═════ Data rows
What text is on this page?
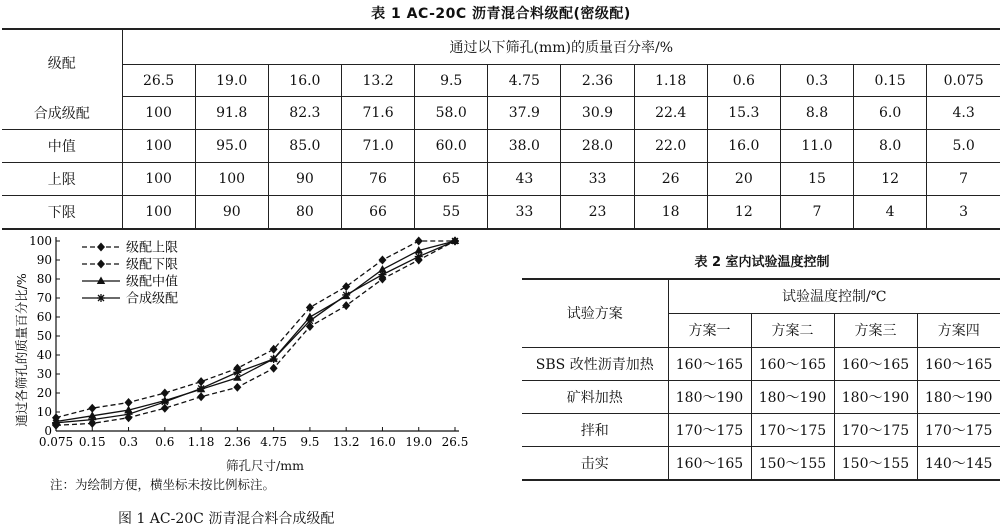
表 1 AC-20C 沥青混合料级配(密级配)
级配	通过以下筛孔(mm)的质量百分率/%											
	26.5	19.0	16.0	13.2	9.5	4.75	2.36	1.18	0.6	0.3	0.15	0.075
合成级配	100	91.8	82.3	71.6	58.0	37.9	30.9	22.4	15.3	8.8	6.0	4.3
中值	100	95.0	85.0	71.0	60.0	38.0	28.0	22.0	16.0	11.0	8.0	5.0
上限	100	100	90	76	65	43	33	26	20	15	12	7
下限	100	90	80	66	55	33	23	18	12	7	4	3
0
10
20
30
40
50
60
70
80
90
100
0.075 0.15 0.3 0.6 1.18 2.36 4.75 9.5 13.2 16.0 19.0 26.5
级配上限
级配下限
级配中值
合成级配
通过各筛孔的质量百分比/%
筛孔尺寸/mm
注：为绘制方便，横坐标未按比例标注。
图 1 AC-20C 沥青混合料合成级配
表 2 室内试验温度控制
试验方案	试验温度控制/℃			
	方案一	方案二	方案三	方案四
SBS 改性沥青加热	160～165	160～165	160～165	160～165
矿料加热	180～190	180～190	180～190	180～190
拌和	170～175	170～175	170～175	170～175
击实	160～165	150～155	150～155	140～145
══════════
*Directions:* Repeat the lines above exactly, and keep every picture out.

*Solution to this problem:*
What text is on this page?
表 1 AC-20C 沥青混合料级配(密级配)
级配	通过以下筛孔(mm)的质量百分率/%											
	26.5	19.0	16.0	13.2	9.5	4.75	2.36	1.18	0.6	0.3	0.15	0.075
合成级配	100	91.8	82.3	71.6	58.0	37.9	30.9	22.4	15.3	8.8	6.0	4.3
中值	100	95.0	85.0	71.0	60.0	38.0	28.0	22.0	16.0	11.0	8.0	5.0
上限	100	100	90	76	65	43	33	26	20	15	12	7
下限	100	90	80	66	55	33	23	18	12	7	4	3
0
10
20
30
40
50
60
70
80
90
100
0.075 0.15 0.3 0.6 1.18 2.36 4.75 9.5 13.2 16.0 19.0 26.5
级配上限
级配下限
级配中值
合成级配
通过各筛孔的质量百分比/%
筛孔尺寸/mm
注：为绘制方便，横坐标未按比例标注。
图 1 AC-20C 沥青混合料合成级配
表 2 室内试验温度控制
试验方案	试验温度控制/℃			
	方案一	方案二	方案三	方案四
SBS 改性沥青加热	160～165	160～165	160～165	160～165
矿料加热	180～190	180～190	180～190	180～190
拌和	170～175	170～175	170～175	170～175
击实	160～165	150～155	150～155	140～145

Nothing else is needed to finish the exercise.